• _Assignment_
Locate every line below that contains the word "gene" and copy it.

[Records from a dataset]
# # # # # # #

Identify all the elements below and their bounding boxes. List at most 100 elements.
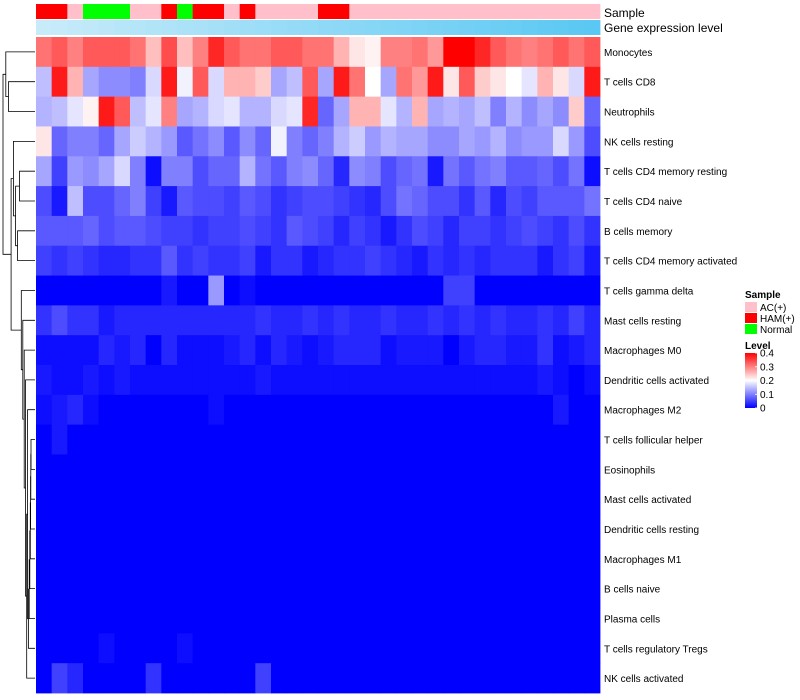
heatmap-cell [443, 275, 460, 306]
heatmap-cell [380, 335, 397, 366]
heatmap-cell [161, 394, 178, 426]
heatmap-cell [286, 394, 303, 426]
heatmap-cell [36, 663, 53, 694]
heatmap-cell [584, 66, 601, 98]
heatmap-cell [349, 365, 366, 396]
heatmap-cell [584, 365, 601, 396]
heatmap-cell [349, 37, 366, 68]
heatmap-cell [98, 454, 115, 485]
heatmap-cell [98, 514, 115, 545]
heatmap-cell [521, 335, 538, 366]
heatmap-cell [177, 424, 194, 455]
heatmap-cell [208, 305, 225, 336]
heatmap-cell [98, 394, 115, 426]
heatmap-cell [568, 335, 585, 366]
gene-expression-cell [568, 20, 585, 35]
heatmap-cell [521, 66, 538, 98]
heatmap-cell [443, 603, 460, 634]
heatmap-cell [380, 365, 397, 396]
heatmap-cell [396, 335, 413, 366]
heatmap-cell [286, 514, 303, 545]
heatmap-cell [83, 514, 100, 545]
heatmap-cell [553, 96, 570, 127]
heatmap-cell [177, 156, 194, 187]
heatmap-cell [51, 365, 68, 396]
heatmap-cell [490, 305, 507, 336]
heatmap-cell [239, 424, 256, 455]
heatmap-cell [568, 543, 585, 575]
heatmap-cell [177, 96, 194, 127]
heatmap-cell [427, 66, 444, 98]
heatmap-cell [568, 96, 585, 127]
heatmap-cell [584, 126, 601, 157]
heatmap-cell [443, 454, 460, 485]
sample-annotation-cell [568, 4, 585, 19]
heatmap-cell [537, 394, 554, 426]
heatmap-cell [459, 186, 476, 217]
heatmap-cell [114, 365, 131, 396]
row-label: Dendritic cells activated [604, 376, 709, 387]
heatmap-cell [553, 37, 570, 68]
legend-level-ticks: 0.4 0.3 0.2 0.1 0 [755, 349, 774, 415]
sample-annotation-cell [380, 4, 397, 19]
heatmap-cell [349, 543, 366, 575]
heatmap-cell [286, 186, 303, 217]
heatmap-cell [239, 365, 256, 396]
heatmap-cell [333, 305, 350, 336]
heatmap-cell [224, 365, 241, 396]
heatmap-cell [302, 454, 319, 485]
heatmap-cell [396, 365, 413, 396]
heatmap-cell [224, 186, 241, 217]
heatmap-cell [490, 66, 507, 98]
heatmap-cell [427, 186, 444, 217]
sample-annotation-cell [490, 4, 507, 19]
heatmap-cell [286, 66, 303, 98]
gene-expression-cell [380, 20, 397, 35]
row-label: T cells CD4 naive [604, 197, 683, 208]
sample-annotation-cell [271, 4, 288, 19]
heatmap-cell [365, 394, 382, 426]
heatmap-cell [36, 215, 53, 247]
legend-sample-label: AC(+) [760, 303, 786, 314]
heatmap-cell [130, 633, 147, 664]
heatmap-cell [114, 96, 131, 127]
heatmap-cell [396, 245, 413, 276]
heatmap-cell [255, 335, 272, 366]
heatmap-cell [474, 186, 491, 217]
heatmap-cell [192, 394, 209, 426]
heatmap-cell [224, 424, 241, 455]
gene-expression-cell [396, 20, 413, 35]
heatmap-cell [177, 484, 194, 515]
heatmap-cell [302, 186, 319, 217]
heatmap-cell [474, 245, 491, 276]
heatmap-cell [98, 186, 115, 217]
row-label: B cells memory [604, 227, 672, 238]
heatmap-cell [286, 96, 303, 127]
heatmap-cell [474, 633, 491, 664]
heatmap-cell [506, 215, 523, 247]
heatmap-cell [255, 484, 272, 515]
heatmap-cell [192, 96, 209, 127]
heatmap-cell [537, 215, 554, 247]
heatmap-cell [365, 365, 382, 396]
heatmap-cell [286, 603, 303, 634]
legend-sample-title: Sample [745, 290, 781, 301]
heatmap-cell [302, 603, 319, 634]
heatmap-cell [224, 305, 241, 336]
heatmap-cell [506, 394, 523, 426]
heatmap-cell [67, 573, 84, 604]
heatmap-cell [114, 454, 131, 485]
gene-expression-cell [553, 20, 570, 35]
heatmap-cell [302, 543, 319, 575]
heatmap-cell [443, 245, 460, 276]
heatmap-cell [318, 335, 335, 366]
heatmap-cell [51, 603, 68, 634]
heatmap-cell [224, 543, 241, 575]
heatmap-cell [145, 543, 162, 575]
row-label: Mast cells activated [604, 495, 691, 506]
heatmap-cell [568, 156, 585, 187]
row-label: Monocytes [604, 48, 652, 59]
heatmap-cell [208, 394, 225, 426]
heatmap-cell [255, 215, 272, 247]
heatmap-cell [412, 394, 429, 426]
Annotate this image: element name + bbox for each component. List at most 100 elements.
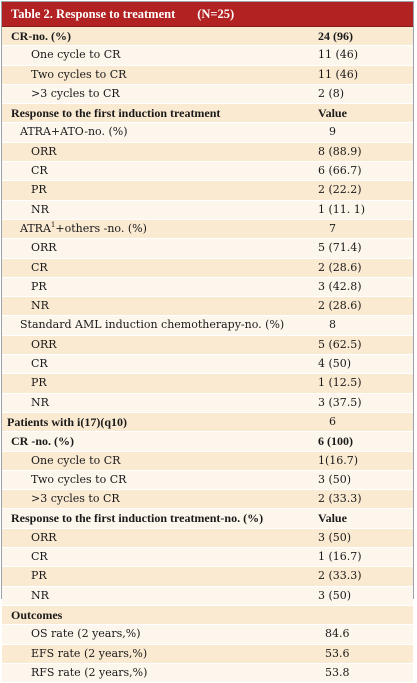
row-label: ORR: [31, 337, 57, 351]
table-row: >3 cycles to CR 2 (33.3): [2, 490, 413, 510]
table-row: PR 3 (42.8): [2, 277, 413, 298]
row-value: 8 (88.9): [318, 144, 362, 158]
table-row: ORR 5 (62.5): [2, 335, 413, 356]
table-row: NR 2 (28.6): [2, 297, 413, 317]
row-value: 2 (33.3): [318, 569, 362, 583]
table-row: >3 cycles to CR 2 (8): [2, 84, 413, 105]
row-value: 2 (33.3): [318, 492, 362, 506]
row-label: ORR: [31, 530, 57, 544]
row-value: 2 (28.6): [318, 260, 362, 274]
row-label: PR: [31, 376, 47, 390]
row-value: 11 (46): [318, 67, 359, 81]
table-row: EFS rate (2 years,%) 53.6: [2, 644, 413, 664]
table-row: CR -no. (%) 6 (100): [2, 432, 413, 452]
table-row: ATRA+ATO-no. (%) 9: [2, 123, 413, 143]
row-label: One cycle to CR: [31, 48, 121, 62]
table-row: Standard AML induction chemotherapy-no. …: [2, 316, 413, 336]
row-label: CR-no. (%): [11, 29, 71, 43]
row-value: 53.6: [325, 646, 350, 660]
table-row: PR 1 (12.5): [2, 374, 413, 394]
row-label: ORR: [31, 144, 57, 158]
row-label: Outcomes: [11, 607, 63, 622]
table-row: Outcomes: [2, 605, 413, 626]
row-label: OS rate (2 years,%): [31, 627, 141, 641]
table-row: Two cycles to CR 11 (46): [2, 65, 413, 85]
row-value: 53.8: [325, 665, 350, 679]
row-label: CR: [31, 550, 48, 564]
row-label: NR: [31, 395, 49, 409]
table-row: ORR 5 (71.4): [2, 239, 413, 259]
table-row: CR-no. (%) 24 (96): [2, 27, 413, 47]
row-value: 24 (96): [318, 29, 353, 43]
table-row: Response to the first induction treatmen…: [2, 104, 413, 124]
table-row: ATRA1+others -no. (%) 7: [2, 219, 413, 240]
table-row: One cycle to CR 11 (46): [2, 46, 413, 66]
row-label: EFS rate (2 years,%): [31, 646, 148, 660]
row-label: Response to the first induction treatmen…: [11, 106, 221, 121]
table-title-bar: Table 2. Response to treatment (N=25): [2, 2, 413, 27]
row-value: 1(16.7): [318, 453, 359, 467]
row-value: 1 (16.7): [318, 550, 362, 564]
row-value: 2 (28.6): [318, 299, 362, 313]
table-row: One cycle to CR 1(16.7): [2, 451, 413, 471]
row-value: 6: [329, 414, 336, 428]
row-label: One cycle to CR: [31, 453, 121, 467]
table-row: NR 3 (37.5): [2, 393, 413, 413]
row-value: 4 (50): [318, 357, 352, 371]
row-value: 7: [329, 221, 336, 235]
table-row: ORR 3 (50): [2, 528, 413, 549]
row-value: Value: [318, 511, 347, 526]
row-label: Response to the first induction treatmen…: [11, 511, 264, 526]
row-value: 8: [329, 318, 336, 332]
footnote-marker: 1: [50, 220, 56, 229]
row-label: RFS rate (2 years,%): [31, 665, 148, 679]
row-label: NR: [31, 588, 49, 602]
table-row: CR 2 (28.6): [2, 258, 413, 278]
table-row: OS rate (2 years,%) 84.6: [2, 625, 413, 645]
row-value: 84.6: [325, 627, 350, 641]
table-row: CR 4 (50): [2, 355, 413, 375]
table-body: CR-no. (%) 24 (96) One cycle to CR 11 (46) T…: [2, 27, 413, 683]
row-label: CR -no. (%): [11, 434, 74, 449]
table-row: Patients with i(17)(q10) 6: [2, 412, 413, 433]
row-label: ATRA+ATO-no. (%): [20, 125, 128, 139]
row-label: >3 cycles to CR: [31, 86, 120, 100]
row-value: 3 (37.5): [318, 395, 362, 409]
row-label: Two cycles to CR: [31, 67, 127, 81]
row-label: ATRA1+others -no. (%): [20, 220, 147, 238]
row-label: NR: [31, 202, 49, 216]
table-row: Two cycles to CR 3 (50): [2, 470, 413, 491]
row-value: 1 (12.5): [318, 376, 362, 390]
row-label: >3 cycles to CR: [31, 492, 120, 506]
row-value: 2 (22.2): [318, 183, 362, 197]
row-value: 5 (71.4): [318, 241, 362, 255]
row-value: 3 (42.8): [318, 279, 362, 293]
table-title: Table 2. Response to treatment: [11, 6, 176, 21]
row-label: CR: [31, 260, 48, 274]
row-value: 3 (50): [318, 472, 352, 486]
row-label-text: ATRA: [20, 221, 51, 235]
row-value: Value: [318, 106, 347, 121]
row-label: ORR: [31, 241, 57, 255]
table-sample-size: (N=25): [197, 6, 235, 21]
table-row: NR 3 (50): [2, 586, 413, 606]
row-value: 6 (66.7): [318, 164, 362, 178]
row-label: CR: [31, 357, 48, 371]
row-label-rest: +others -no. (%): [55, 221, 147, 235]
row-label: CR: [31, 164, 48, 178]
table-row: NR 1 (11. 1): [2, 200, 413, 220]
table-row: CR 1 (16.7): [2, 548, 413, 568]
row-label: Patients with i(17)(q10): [7, 414, 127, 429]
row-label: PR: [31, 569, 47, 583]
table-row: ORR 8 (88.9): [2, 142, 413, 163]
row-value: 3 (50): [318, 530, 352, 544]
table-row: RFS rate (2 years,%) 53.8: [2, 663, 413, 683]
row-label: PR: [31, 279, 47, 293]
row-value: 6 (100): [318, 434, 353, 449]
row-value: 2 (8): [318, 86, 345, 100]
row-label: Standard AML induction chemotherapy-no. …: [20, 318, 285, 332]
row-label: Two cycles to CR: [31, 472, 127, 486]
row-value: 9: [329, 125, 336, 139]
row-label: PR: [31, 183, 47, 197]
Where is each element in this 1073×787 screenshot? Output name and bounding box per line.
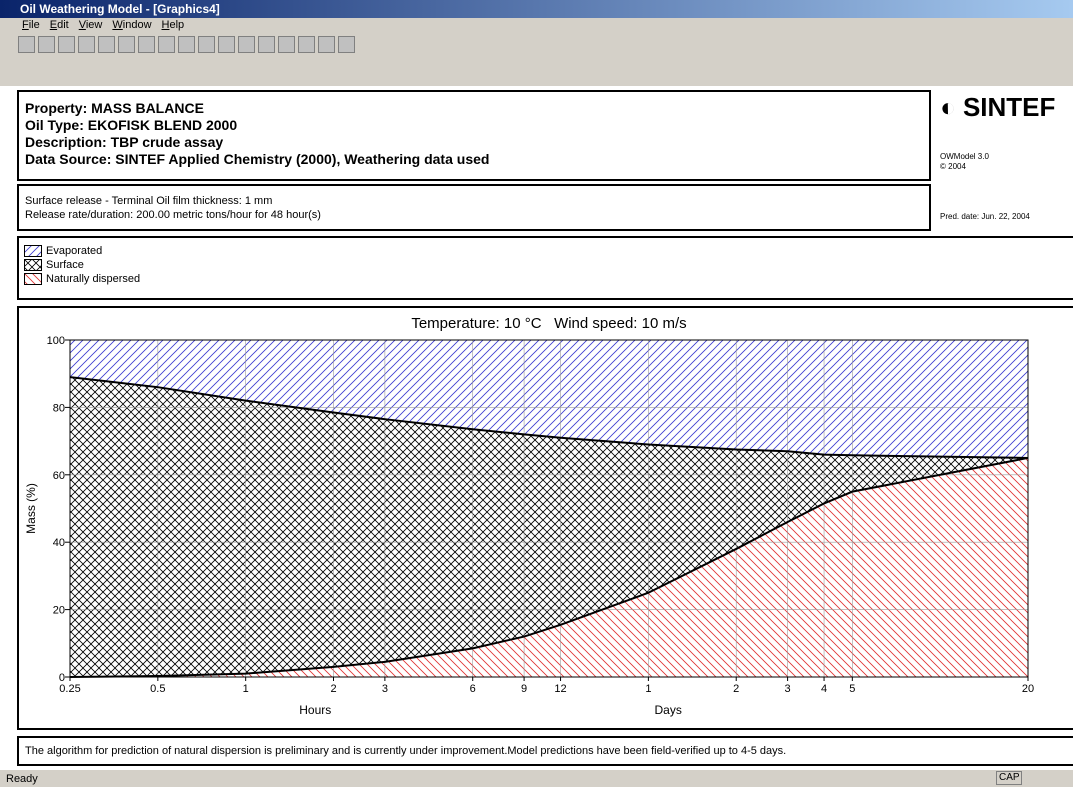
y-tick-label: 40 — [53, 537, 65, 549]
logo: ◐ SINTEF — [940, 92, 1056, 122]
header-line: Description: TBP crude assay — [25, 134, 224, 150]
legend: Evaporated Surface Naturally dispersed — [17, 236, 1073, 300]
note-box: The algorithm for prediction of natural … — [17, 736, 1073, 766]
legend-label: Surface — [46, 259, 84, 271]
legend-swatch — [24, 259, 42, 271]
header-line: Data Source: SINTEF Applied Chemistry (2… — [25, 151, 490, 167]
x-axis-label: Hours — [299, 703, 331, 717]
tool[interactable] — [78, 36, 95, 53]
x-tick-label: 0.25 — [59, 683, 80, 695]
document: Property: MASS BALANCE Oil Type: EKOFISK … — [0, 86, 1073, 770]
y-tick-label: 80 — [53, 402, 65, 414]
toolbar — [18, 36, 358, 58]
x-tick-label: 3 — [382, 683, 388, 695]
x-tick-label: 5 — [849, 683, 855, 695]
legend-label: Naturally dispersed — [46, 273, 141, 285]
x-tick-label: 12 — [554, 683, 566, 695]
chart: Temperature: 10 °C Wind speed: 10 m/s020… — [24, 315, 1034, 717]
y-tick-label: 60 — [53, 470, 65, 482]
swatch — [24, 259, 42, 271]
title-bar: Oil Weathering Model - [Graphics4] — [0, 0, 1073, 18]
tool[interactable] — [18, 36, 35, 53]
y-tick-label: 100 — [47, 335, 65, 347]
x-tick-label: 2 — [330, 683, 336, 695]
legend-label: Evaporated — [46, 245, 103, 257]
copyright: © 2004 — [940, 162, 966, 171]
tool[interactable] — [38, 36, 55, 53]
plot-frame — [69, 339, 1029, 678]
tool[interactable] — [278, 36, 295, 53]
menu-item[interactable]: File — [22, 19, 40, 31]
x-tick-label: 2 — [733, 683, 739, 695]
chart-box: Temperature: 10 °C Wind speed: 10 m/s 0 20… — [17, 306, 1073, 730]
tool[interactable] — [58, 36, 75, 53]
tool[interactable] — [178, 36, 195, 53]
tool[interactable] — [118, 36, 135, 53]
logo-text: SINTEF — [962, 92, 1056, 122]
tool[interactable] — [198, 36, 215, 53]
tool[interactable] — [318, 36, 335, 53]
y-tick-label: 0 — [59, 672, 65, 684]
status-text: Ready — [6, 773, 38, 785]
version-info: OWModel 3.0 © 2004 — [940, 152, 989, 172]
menu-item[interactable]: Edit — [49, 19, 69, 31]
tool[interactable] — [158, 36, 175, 53]
release-box: Surface release - Terminal Oil film thic… — [17, 184, 931, 231]
version: OWModel 3.0 — [940, 152, 989, 161]
x-tick-label: 0.5 — [150, 683, 165, 695]
legend-entry: Evaporated — [24, 244, 1070, 258]
tool[interactable] — [298, 36, 315, 53]
boundary-line — [69, 456, 1029, 678]
x-axis-label: Days — [655, 703, 682, 717]
boundary-line — [69, 376, 1029, 459]
status-indicator: CAP — [996, 771, 1022, 785]
x-tick-label: 1 — [243, 683, 249, 695]
menu-item[interactable]: View — [78, 19, 103, 31]
x-tick-label: 4 — [821, 683, 827, 695]
y-tick-label: 20 — [53, 605, 65, 617]
y-axis-label: Mass (%) — [24, 483, 38, 534]
release-line: Release rate/duration: 200.00 metric ton… — [25, 209, 321, 221]
pred-date: Pred. date: Jun. 22, 2004 — [940, 212, 1030, 221]
x-tick-label: 3 — [785, 683, 791, 695]
x-tick-label: 1 — [645, 683, 651, 695]
menu-item[interactable]: Window — [112, 19, 152, 31]
tool[interactable] — [238, 36, 255, 53]
chart-title: Temperature: 10 °C Wind speed: 10 m/s — [411, 315, 686, 332]
menu-bar: File Edit View Window Help — [0, 19, 194, 34]
legend-swatch — [24, 273, 42, 285]
tool[interactable] — [258, 36, 275, 53]
area — [70, 340, 1028, 458]
swatch — [24, 273, 42, 285]
header-line: Property: MASS BALANCE — [25, 100, 204, 116]
tool[interactable] — [98, 36, 115, 53]
swatch — [24, 245, 42, 257]
legend-entry: Surface — [24, 258, 1070, 272]
x-tick-label: 9 — [521, 683, 527, 695]
tool[interactable] — [138, 36, 155, 53]
tool[interactable] — [218, 36, 235, 53]
release-line: Surface release - Terminal Oil film thic… — [25, 195, 273, 207]
legend-entry: Naturally dispersed — [24, 272, 1070, 286]
x-tick-label: 6 — [470, 683, 476, 695]
area — [70, 457, 1028, 677]
legend-swatch — [24, 245, 42, 257]
x-tick-label: 20 — [1022, 683, 1034, 695]
header-line: Oil Type: EKOFISK BLEND 2000 — [25, 117, 238, 133]
menu-item[interactable]: Help — [161, 19, 185, 31]
tool[interactable] — [338, 36, 355, 53]
header-box: Property: MASS BALANCE Oil Type: EKOFISK … — [17, 90, 931, 181]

# # # # # # #

• _Answer_
gene-expression-cell [568, 20, 585, 35]
gene-expression-cell [380, 20, 397, 35]
gene-expression-cell [396, 20, 413, 35]
gene-expression-cell [553, 20, 570, 35]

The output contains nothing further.